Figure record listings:
## BEGIN
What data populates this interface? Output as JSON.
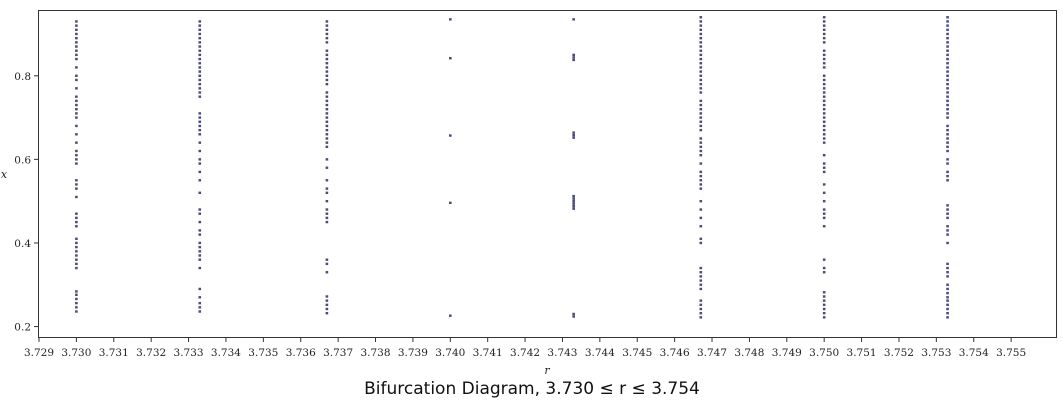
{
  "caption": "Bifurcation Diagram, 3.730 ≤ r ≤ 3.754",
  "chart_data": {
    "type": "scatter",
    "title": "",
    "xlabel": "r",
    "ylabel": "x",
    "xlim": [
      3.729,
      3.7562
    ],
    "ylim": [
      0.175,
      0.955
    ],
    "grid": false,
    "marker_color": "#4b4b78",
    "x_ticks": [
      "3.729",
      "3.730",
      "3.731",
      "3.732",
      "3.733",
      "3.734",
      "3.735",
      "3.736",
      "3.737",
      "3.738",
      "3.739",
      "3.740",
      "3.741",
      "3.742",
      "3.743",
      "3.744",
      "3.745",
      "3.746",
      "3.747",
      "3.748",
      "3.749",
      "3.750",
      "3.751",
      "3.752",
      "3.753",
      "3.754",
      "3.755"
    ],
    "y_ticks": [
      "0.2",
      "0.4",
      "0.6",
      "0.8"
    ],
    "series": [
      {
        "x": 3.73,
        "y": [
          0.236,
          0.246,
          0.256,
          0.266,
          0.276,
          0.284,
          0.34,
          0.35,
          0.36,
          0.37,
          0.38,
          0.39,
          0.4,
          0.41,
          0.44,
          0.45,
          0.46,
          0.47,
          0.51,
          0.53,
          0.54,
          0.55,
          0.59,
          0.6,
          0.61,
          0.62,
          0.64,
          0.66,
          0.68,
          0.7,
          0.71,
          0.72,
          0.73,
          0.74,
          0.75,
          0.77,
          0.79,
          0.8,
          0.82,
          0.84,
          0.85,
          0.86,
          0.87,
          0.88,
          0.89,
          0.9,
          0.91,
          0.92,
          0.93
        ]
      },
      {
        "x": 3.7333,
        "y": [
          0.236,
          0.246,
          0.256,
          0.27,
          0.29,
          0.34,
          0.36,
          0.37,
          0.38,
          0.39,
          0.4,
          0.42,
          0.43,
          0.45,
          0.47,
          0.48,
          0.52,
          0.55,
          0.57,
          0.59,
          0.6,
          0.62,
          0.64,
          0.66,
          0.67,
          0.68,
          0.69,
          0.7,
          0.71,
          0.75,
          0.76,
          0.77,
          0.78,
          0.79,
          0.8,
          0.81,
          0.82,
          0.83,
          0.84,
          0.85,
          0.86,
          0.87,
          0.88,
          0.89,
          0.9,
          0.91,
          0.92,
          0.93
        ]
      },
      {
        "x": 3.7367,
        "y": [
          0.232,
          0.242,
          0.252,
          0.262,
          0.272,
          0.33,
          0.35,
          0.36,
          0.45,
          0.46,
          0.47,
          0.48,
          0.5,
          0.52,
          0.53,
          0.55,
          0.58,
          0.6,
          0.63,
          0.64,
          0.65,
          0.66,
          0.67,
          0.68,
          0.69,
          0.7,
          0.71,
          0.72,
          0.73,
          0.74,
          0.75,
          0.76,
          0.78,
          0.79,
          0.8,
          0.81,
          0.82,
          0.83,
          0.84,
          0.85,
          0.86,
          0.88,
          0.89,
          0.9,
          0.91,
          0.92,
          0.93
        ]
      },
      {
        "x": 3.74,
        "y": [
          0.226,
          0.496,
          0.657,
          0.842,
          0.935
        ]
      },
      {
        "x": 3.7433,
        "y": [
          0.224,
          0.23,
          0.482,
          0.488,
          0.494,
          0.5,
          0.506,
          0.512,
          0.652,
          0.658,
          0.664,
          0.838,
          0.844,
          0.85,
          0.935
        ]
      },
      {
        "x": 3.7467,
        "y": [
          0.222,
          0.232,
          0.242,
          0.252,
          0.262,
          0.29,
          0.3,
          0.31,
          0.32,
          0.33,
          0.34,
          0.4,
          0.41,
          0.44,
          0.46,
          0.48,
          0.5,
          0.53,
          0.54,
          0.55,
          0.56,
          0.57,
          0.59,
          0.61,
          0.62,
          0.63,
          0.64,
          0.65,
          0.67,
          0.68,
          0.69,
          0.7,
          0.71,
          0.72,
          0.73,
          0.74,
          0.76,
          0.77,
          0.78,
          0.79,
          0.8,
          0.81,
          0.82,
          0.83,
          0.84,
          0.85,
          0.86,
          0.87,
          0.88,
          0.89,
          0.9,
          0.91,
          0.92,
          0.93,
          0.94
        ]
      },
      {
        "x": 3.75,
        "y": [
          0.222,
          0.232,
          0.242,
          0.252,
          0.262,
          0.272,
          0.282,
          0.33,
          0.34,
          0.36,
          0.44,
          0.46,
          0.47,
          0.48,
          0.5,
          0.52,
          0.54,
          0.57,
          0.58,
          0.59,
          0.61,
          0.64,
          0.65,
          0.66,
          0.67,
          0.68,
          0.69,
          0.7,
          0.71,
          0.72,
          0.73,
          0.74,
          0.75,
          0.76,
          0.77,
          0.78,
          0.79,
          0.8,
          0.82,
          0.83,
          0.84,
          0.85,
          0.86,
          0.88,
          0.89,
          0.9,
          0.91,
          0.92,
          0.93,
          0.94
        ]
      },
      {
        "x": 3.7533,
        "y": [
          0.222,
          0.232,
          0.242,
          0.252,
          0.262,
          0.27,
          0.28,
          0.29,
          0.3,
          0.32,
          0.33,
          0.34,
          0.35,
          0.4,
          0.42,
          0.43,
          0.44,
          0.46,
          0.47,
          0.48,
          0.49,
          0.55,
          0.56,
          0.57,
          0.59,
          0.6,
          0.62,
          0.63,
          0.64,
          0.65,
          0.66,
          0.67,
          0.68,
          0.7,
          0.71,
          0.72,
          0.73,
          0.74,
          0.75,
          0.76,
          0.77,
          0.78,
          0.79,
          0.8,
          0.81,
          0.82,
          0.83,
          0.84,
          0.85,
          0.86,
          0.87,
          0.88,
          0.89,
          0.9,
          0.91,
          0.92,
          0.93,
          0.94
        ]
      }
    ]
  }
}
## END
## BEGIN
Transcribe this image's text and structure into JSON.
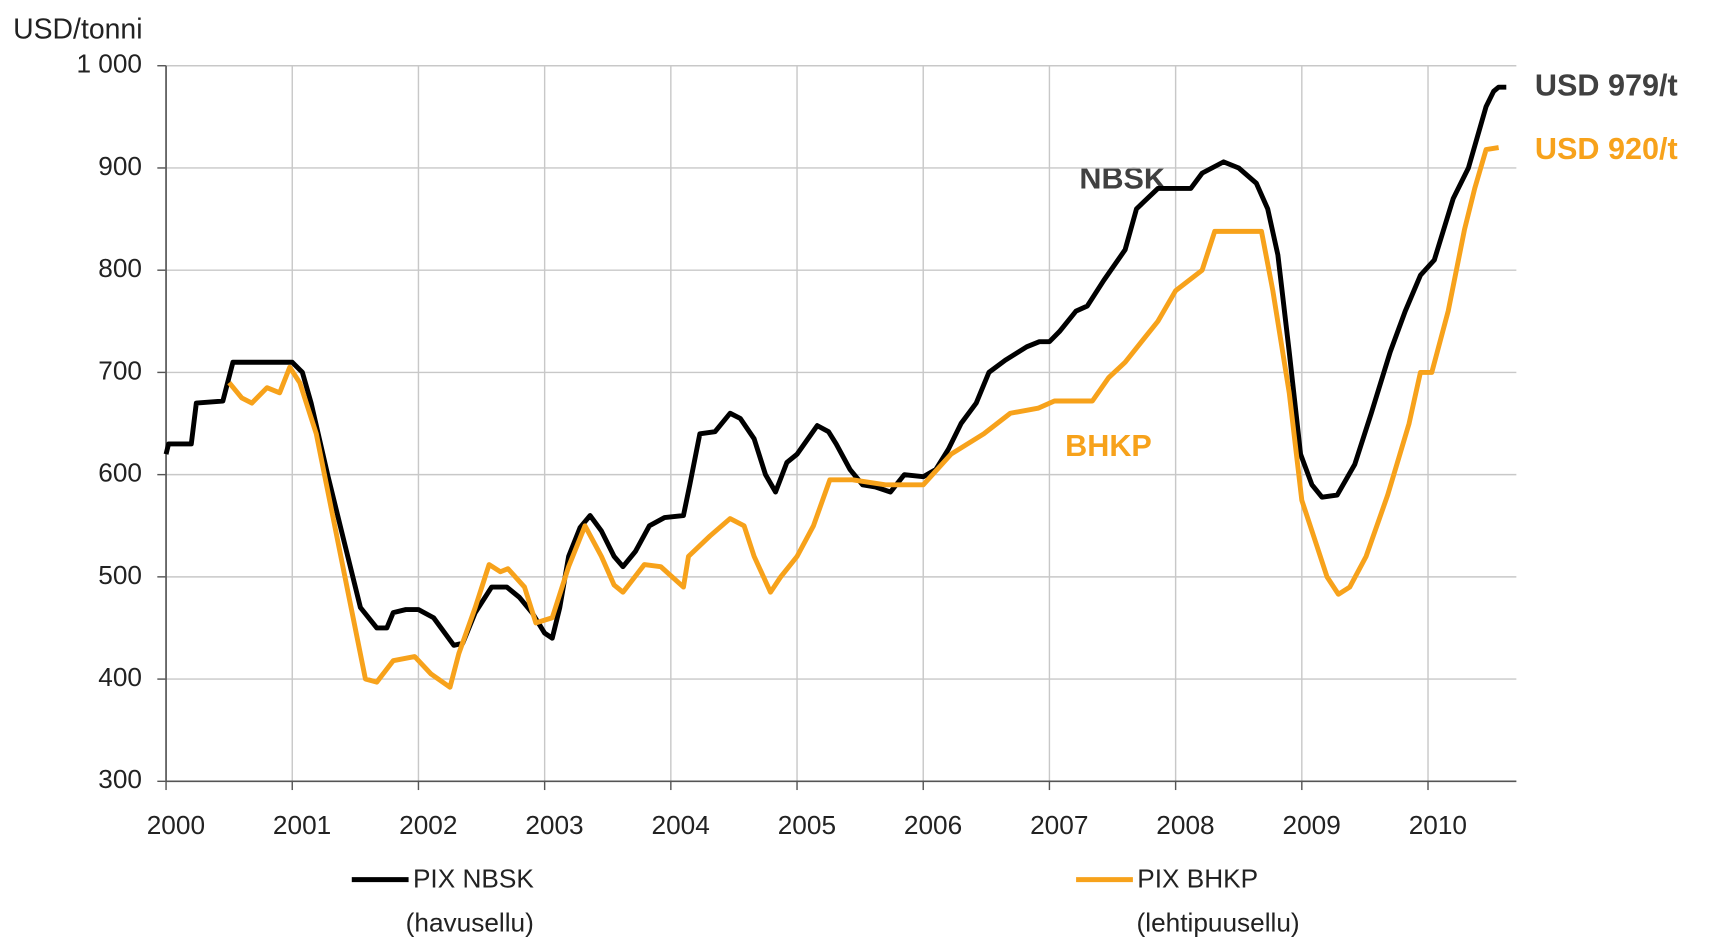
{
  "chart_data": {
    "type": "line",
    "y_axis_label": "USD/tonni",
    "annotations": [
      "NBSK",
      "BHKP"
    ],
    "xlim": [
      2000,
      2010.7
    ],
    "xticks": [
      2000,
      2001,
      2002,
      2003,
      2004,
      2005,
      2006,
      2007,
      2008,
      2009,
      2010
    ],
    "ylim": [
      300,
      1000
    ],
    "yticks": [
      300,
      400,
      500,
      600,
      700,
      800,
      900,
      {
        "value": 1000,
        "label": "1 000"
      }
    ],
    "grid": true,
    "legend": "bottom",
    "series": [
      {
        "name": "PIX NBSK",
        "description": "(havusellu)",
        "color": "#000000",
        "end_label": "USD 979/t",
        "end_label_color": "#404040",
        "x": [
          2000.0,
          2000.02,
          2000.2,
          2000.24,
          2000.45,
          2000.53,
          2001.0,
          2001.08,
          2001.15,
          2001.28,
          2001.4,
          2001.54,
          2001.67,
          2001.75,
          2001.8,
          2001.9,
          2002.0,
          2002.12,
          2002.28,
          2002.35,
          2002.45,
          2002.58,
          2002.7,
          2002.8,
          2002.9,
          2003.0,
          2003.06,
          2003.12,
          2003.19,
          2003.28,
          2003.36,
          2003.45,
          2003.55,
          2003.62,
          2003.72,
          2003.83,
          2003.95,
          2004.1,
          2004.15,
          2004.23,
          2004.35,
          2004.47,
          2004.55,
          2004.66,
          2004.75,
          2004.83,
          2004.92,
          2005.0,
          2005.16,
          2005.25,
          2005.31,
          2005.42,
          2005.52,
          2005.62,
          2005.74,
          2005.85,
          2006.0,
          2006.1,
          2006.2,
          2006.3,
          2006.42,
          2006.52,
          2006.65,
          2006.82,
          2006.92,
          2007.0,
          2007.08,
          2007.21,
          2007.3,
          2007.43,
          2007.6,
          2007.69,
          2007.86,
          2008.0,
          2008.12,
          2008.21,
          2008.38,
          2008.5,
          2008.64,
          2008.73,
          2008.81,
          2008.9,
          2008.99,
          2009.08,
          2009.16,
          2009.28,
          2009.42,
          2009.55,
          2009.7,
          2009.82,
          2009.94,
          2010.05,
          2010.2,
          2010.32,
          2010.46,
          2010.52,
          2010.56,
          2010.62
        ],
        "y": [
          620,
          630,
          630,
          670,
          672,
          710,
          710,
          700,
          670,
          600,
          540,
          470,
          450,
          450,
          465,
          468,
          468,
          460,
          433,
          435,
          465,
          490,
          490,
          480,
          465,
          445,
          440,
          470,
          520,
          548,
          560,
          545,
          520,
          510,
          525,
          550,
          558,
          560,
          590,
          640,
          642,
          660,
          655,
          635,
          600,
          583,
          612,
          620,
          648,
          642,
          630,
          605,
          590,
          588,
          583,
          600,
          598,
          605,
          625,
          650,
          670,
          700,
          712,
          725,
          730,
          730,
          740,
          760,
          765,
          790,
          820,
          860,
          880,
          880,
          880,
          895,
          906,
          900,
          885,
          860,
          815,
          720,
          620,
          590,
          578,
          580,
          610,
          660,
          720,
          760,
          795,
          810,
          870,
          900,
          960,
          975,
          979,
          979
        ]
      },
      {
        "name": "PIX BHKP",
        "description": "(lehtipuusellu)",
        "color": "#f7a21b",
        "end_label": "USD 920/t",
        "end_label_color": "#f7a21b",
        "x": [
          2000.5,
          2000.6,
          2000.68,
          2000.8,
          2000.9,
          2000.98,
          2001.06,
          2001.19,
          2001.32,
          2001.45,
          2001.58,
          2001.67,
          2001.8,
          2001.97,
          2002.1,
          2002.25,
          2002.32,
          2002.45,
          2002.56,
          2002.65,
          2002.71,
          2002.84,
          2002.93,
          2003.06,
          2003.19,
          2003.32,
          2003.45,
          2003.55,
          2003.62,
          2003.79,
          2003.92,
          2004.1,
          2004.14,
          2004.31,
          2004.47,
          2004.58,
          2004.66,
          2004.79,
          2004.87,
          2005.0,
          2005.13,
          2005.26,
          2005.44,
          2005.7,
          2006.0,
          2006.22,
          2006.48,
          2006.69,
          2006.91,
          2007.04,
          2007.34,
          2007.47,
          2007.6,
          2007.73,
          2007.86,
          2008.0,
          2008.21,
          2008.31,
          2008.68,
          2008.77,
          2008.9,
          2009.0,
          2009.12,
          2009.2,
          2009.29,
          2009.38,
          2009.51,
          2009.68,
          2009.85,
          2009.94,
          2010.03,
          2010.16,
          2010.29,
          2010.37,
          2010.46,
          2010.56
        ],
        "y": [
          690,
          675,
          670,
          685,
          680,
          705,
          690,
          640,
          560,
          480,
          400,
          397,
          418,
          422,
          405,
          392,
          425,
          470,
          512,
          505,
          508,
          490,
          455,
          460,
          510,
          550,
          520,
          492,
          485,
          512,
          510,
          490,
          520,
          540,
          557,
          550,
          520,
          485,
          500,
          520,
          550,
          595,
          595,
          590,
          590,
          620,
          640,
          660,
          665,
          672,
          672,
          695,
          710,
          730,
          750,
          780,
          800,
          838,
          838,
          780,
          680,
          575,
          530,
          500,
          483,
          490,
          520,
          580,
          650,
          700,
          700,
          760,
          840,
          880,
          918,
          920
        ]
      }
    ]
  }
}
## END
Instructions to follow: Report how many lines hold the string "description", giving the number and nothing else.

Exercise response: 2